-- Begin EXTRACTED RECORDS --

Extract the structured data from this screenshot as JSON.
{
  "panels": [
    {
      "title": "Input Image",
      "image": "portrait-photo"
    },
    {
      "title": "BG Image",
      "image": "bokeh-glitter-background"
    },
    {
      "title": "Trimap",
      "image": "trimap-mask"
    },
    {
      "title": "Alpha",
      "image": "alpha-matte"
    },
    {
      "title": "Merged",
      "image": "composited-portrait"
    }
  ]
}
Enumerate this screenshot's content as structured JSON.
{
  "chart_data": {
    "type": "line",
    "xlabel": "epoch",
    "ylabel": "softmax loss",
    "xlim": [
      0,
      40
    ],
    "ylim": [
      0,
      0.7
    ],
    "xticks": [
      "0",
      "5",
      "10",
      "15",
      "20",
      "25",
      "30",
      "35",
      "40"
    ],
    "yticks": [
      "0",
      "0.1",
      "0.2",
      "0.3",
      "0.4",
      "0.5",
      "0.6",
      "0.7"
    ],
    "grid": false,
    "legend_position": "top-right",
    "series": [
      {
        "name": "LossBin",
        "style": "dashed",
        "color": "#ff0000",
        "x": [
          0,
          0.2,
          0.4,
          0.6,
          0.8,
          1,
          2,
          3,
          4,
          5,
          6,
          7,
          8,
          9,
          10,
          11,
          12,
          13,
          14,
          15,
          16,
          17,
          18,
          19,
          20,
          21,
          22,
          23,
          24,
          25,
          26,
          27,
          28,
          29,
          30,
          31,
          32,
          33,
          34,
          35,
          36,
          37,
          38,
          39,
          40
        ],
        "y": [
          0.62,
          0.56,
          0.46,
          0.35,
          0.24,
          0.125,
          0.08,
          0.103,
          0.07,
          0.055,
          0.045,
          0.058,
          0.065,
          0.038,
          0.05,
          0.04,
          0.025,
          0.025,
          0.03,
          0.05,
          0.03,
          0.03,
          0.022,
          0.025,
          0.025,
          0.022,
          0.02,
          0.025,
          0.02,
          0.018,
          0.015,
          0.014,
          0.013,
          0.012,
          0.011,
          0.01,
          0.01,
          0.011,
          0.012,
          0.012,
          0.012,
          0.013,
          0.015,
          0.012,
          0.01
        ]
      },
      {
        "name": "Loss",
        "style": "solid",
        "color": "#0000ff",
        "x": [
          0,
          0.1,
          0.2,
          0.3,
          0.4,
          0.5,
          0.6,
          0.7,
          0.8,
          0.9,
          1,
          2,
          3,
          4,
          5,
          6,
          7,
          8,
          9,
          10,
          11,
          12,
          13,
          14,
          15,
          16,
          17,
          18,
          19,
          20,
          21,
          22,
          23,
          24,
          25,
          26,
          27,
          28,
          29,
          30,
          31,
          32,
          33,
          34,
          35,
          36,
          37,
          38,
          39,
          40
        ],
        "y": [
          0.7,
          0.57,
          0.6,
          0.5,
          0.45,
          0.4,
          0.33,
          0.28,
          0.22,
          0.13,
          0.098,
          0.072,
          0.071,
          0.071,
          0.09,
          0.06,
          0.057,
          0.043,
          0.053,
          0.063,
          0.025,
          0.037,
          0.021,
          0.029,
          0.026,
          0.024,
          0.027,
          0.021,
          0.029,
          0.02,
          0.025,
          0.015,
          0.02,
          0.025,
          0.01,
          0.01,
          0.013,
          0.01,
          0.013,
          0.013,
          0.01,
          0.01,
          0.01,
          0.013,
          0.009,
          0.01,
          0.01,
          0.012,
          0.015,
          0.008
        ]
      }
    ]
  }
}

-- End EXTRACTED RECORDS --

### [WHAT IS ASKED]
Reply with nothing but the number of lines that contain the word "screenshot".

### [SOLUTION TO THE PROBLEM]
2